OBJECTIVE
Look through the records and report how many lines include the word "image", with no other words.

MATERIAL FOR THE TASK
═══

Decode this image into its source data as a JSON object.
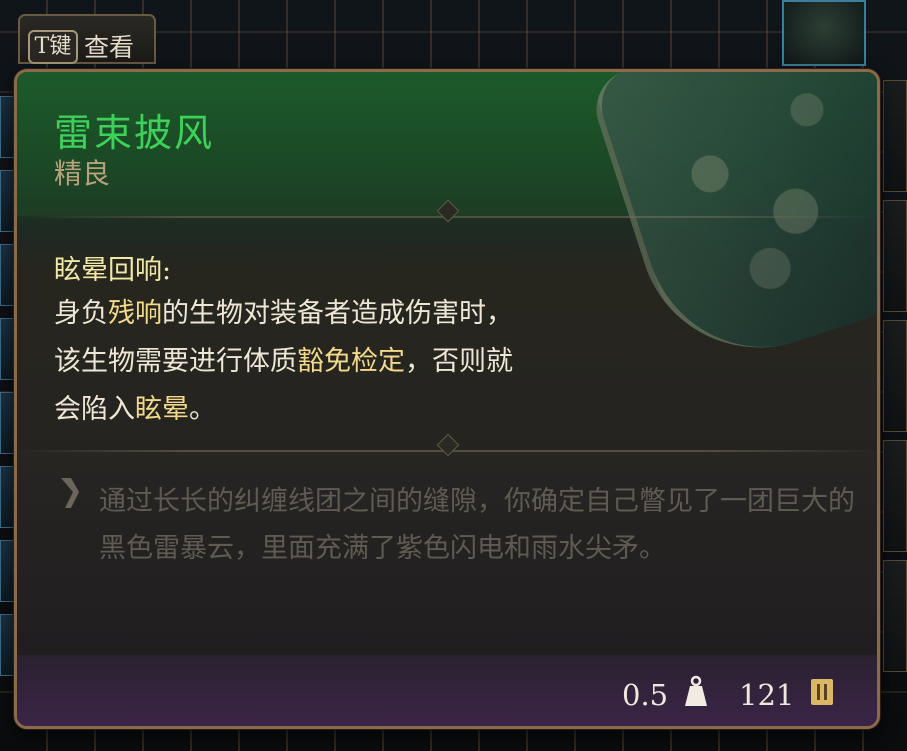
{
  "key_hint": {
    "key": "T键",
    "label": "查看"
  },
  "item": {
    "name": "雷束披风",
    "rarity": "精良",
    "passive": {
      "name": "眩晕回响:",
      "line1": {
        "a": "身负",
        "hl1": "残响",
        "b": "的生物对装备者造成伤害时，"
      },
      "line2": {
        "a": "该生物需要进行体质",
        "hl1": "豁免检定",
        "b": "，否则就"
      },
      "line3": {
        "a": "会陷入",
        "hl1": "眩晕",
        "b": "。"
      }
    },
    "flavor": "通过长长的纠缠线团之间的缝隙，你确定自己瞥见了一团巨大的黑色雷暴云，里面充满了紫色闪电和雨水尖矛。",
    "weight": "0.5",
    "price": "121"
  },
  "colors": {
    "title": "#3ed15a",
    "rarity": "#b5a27a",
    "highlight": "#f3d98a",
    "flavor": "#5f5a52",
    "border": "#8b6a4a"
  },
  "icons": {
    "quote": "quote-mark-icon",
    "weight": "weight-icon",
    "price": "gold-coin-icon"
  }
}
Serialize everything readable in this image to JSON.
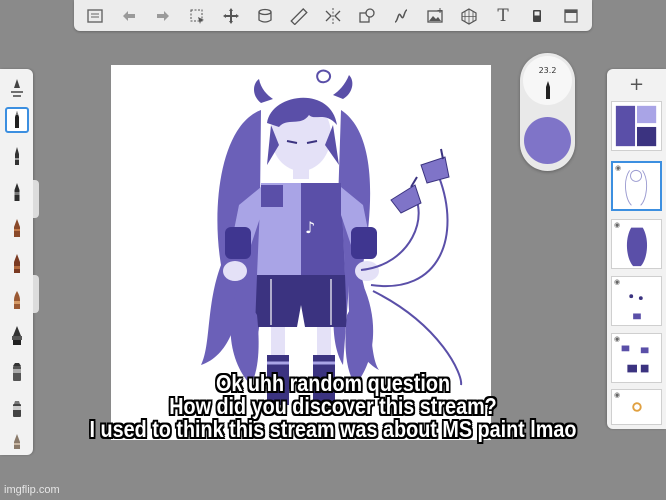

═══

THE SOLUTION
2